▶ [STATED PROBLEM] Wherever the word "François" shows up in a line, please copy that line.

[Data entries]

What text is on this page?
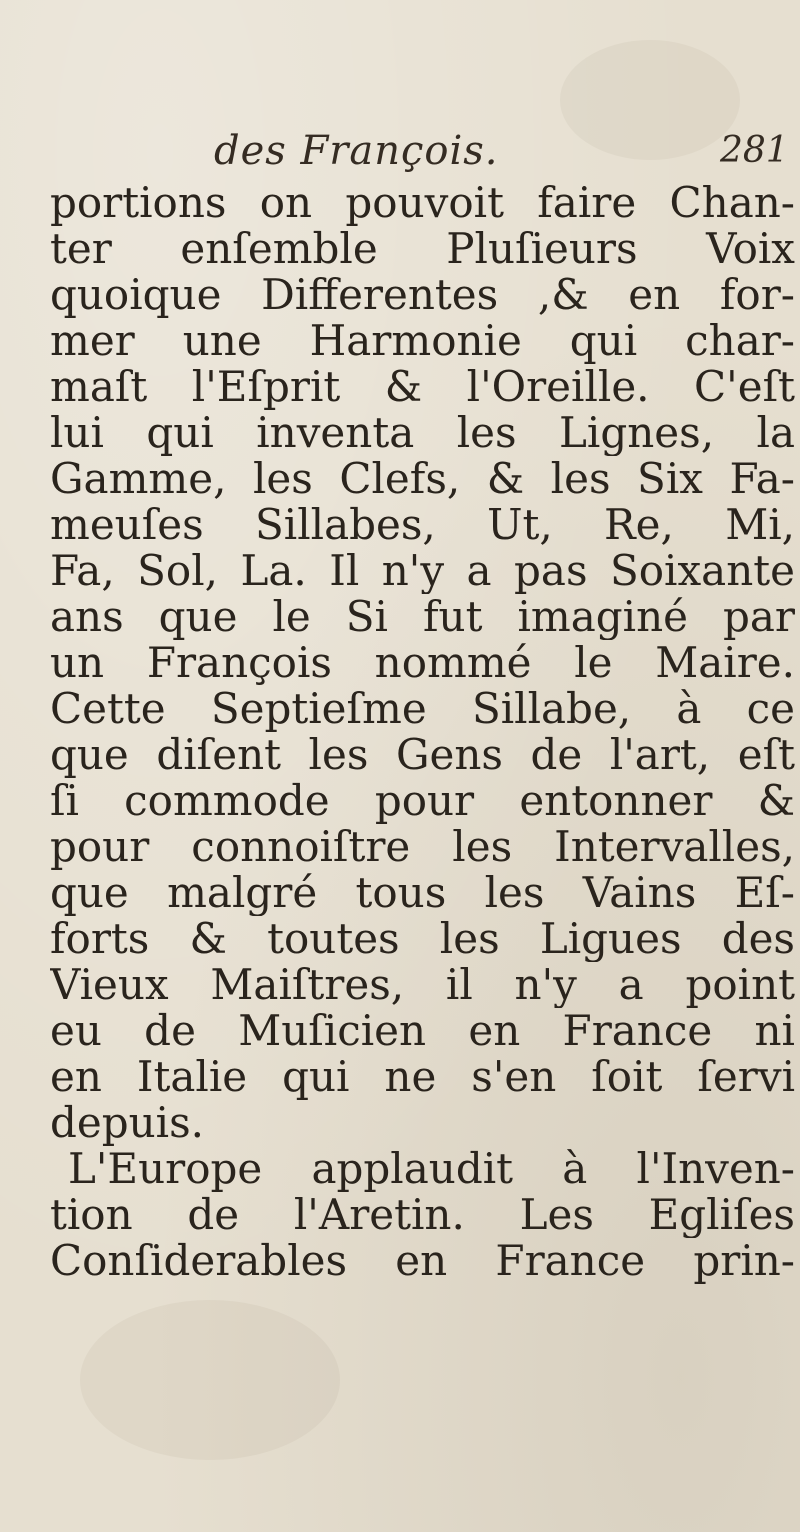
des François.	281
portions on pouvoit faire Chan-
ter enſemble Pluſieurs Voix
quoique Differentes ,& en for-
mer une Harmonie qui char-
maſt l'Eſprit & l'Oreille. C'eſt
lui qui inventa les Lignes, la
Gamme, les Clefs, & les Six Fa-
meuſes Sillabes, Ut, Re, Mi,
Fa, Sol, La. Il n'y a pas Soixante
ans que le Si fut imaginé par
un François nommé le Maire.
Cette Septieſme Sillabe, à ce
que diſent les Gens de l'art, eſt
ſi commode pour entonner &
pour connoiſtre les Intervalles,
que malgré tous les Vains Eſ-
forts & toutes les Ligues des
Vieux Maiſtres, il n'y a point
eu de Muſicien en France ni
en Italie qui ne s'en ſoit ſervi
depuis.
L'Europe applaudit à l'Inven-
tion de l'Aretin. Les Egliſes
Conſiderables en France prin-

▶ [ANSWER TO THIS TASK]
des François.	281
un François nommé le Maire.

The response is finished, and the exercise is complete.